# Exercise
Can you give all the records again without altering a single character?

*****

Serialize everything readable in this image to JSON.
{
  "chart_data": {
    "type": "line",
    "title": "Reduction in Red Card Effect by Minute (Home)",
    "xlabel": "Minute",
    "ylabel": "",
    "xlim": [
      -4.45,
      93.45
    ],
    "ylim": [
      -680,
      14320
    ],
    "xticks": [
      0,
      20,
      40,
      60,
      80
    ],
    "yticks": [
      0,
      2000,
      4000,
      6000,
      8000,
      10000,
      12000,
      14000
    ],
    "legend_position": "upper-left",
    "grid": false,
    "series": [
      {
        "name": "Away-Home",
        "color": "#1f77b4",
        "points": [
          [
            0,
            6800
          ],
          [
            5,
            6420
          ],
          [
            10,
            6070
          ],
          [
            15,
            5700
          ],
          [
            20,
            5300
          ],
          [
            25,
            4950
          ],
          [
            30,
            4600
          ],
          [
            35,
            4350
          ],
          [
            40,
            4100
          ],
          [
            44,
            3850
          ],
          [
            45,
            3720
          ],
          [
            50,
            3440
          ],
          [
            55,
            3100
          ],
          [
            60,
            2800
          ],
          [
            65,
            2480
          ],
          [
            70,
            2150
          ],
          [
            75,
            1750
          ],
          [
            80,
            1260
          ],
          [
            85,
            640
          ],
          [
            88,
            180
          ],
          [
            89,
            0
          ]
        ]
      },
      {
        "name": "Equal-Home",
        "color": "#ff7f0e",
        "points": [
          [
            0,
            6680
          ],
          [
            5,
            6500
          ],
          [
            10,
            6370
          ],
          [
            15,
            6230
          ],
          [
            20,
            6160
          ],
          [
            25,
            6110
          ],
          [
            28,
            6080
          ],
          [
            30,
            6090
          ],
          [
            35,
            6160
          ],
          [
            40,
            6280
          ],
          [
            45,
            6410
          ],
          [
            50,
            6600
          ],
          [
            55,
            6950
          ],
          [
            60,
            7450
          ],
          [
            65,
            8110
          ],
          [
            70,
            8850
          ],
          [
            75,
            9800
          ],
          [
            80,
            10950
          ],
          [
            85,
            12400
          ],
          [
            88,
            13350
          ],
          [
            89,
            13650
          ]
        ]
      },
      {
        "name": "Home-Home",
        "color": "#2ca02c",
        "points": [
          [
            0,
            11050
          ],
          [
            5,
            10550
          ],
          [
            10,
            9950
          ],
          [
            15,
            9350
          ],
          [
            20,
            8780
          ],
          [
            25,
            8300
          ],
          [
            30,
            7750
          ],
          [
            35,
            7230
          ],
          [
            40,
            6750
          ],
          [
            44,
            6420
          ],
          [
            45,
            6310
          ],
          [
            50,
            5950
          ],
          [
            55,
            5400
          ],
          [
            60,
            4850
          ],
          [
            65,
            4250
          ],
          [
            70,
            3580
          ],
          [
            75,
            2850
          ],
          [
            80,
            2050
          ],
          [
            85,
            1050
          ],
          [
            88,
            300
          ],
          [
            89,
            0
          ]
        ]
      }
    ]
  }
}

*****

# Response to the task
Serialize everything readable in this image to JSON.
{
  "chart_data": {
    "type": "line",
    "title": "Reduction in Red Card Effect by Minute (Home)",
    "xlabel": "Minute",
    "ylabel": "",
    "xlim": [
      -4.45,
      93.45
    ],
    "ylim": [
      -680,
      14320
    ],
    "xticks": [
      0,
      20,
      40,
      60,
      80
    ],
    "yticks": [
      0,
      2000,
      4000,
      6000,
      8000,
      10000,
      12000,
      14000
    ],
    "legend_position": "upper-left",
    "grid": false,
    "series": [
      {
        "name": "Away-Home",
        "color": "#1f77b4",
        "points": [
          [
            0,
            6800
          ],
          [
            5,
            6420
          ],
          [
            10,
            6070
          ],
          [
            15,
            5700
          ],
          [
            20,
            5300
          ],
          [
            25,
            4950
          ],
          [
            30,
            4600
          ],
          [
            35,
            4350
          ],
          [
            40,
            4100
          ],
          [
            44,
            3850
          ],
          [
            45,
            3720
          ],
          [
            50,
            3440
          ],
          [
            55,
            3100
          ],
          [
            60,
            2800
          ],
          [
            65,
            2480
          ],
          [
            70,
            2150
          ],
          [
            75,
            1750
          ],
          [
            80,
            1260
          ],
          [
            85,
            640
          ],
          [
            88,
            180
          ],
          [
            89,
            0
          ]
        ]
      },
      {
        "name": "Equal-Home",
        "color": "#ff7f0e",
        "points": [
          [
            0,
            6680
          ],
          [
            5,
            6500
          ],
          [
            10,
            6370
          ],
          [
            15,
            6230
          ],
          [
            20,
            6160
          ],
          [
            25,
            6110
          ],
          [
            28,
            6080
          ],
          [
            30,
            6090
          ],
          [
            35,
            6160
          ],
          [
            40,
            6280
          ],
          [
            45,
            6410
          ],
          [
            50,
            6600
          ],
          [
            55,
            6950
          ],
          [
            60,
            7450
          ],
          [
            65,
            8110
          ],
          [
            70,
            8850
          ],
          [
            75,
            9800
          ],
          [
            80,
            10950
          ],
          [
            85,
            12400
          ],
          [
            88,
            13350
          ],
          [
            89,
            13650
          ]
        ]
      },
      {
        "name": "Home-Home",
        "color": "#2ca02c",
        "points": [
          [
            0,
            11050
          ],
          [
            5,
            10550
          ],
          [
            10,
            9950
          ],
          [
            15,
            9350
          ],
          [
            20,
            8780
          ],
          [
            25,
            8300
          ],
          [
            30,
            7750
          ],
          [
            35,
            7230
          ],
          [
            40,
            6750
          ],
          [
            44,
            6420
          ],
          [
            45,
            6310
          ],
          [
            50,
            5950
          ],
          [
            55,
            5400
          ],
          [
            60,
            4850
          ],
          [
            65,
            4250
          ],
          [
            70,
            3580
          ],
          [
            75,
            2850
          ],
          [
            80,
            2050
          ],
          [
            85,
            1050
          ],
          [
            88,
            300
          ],
          [
            89,
            0
          ]
        ]
      }
    ]
  }
}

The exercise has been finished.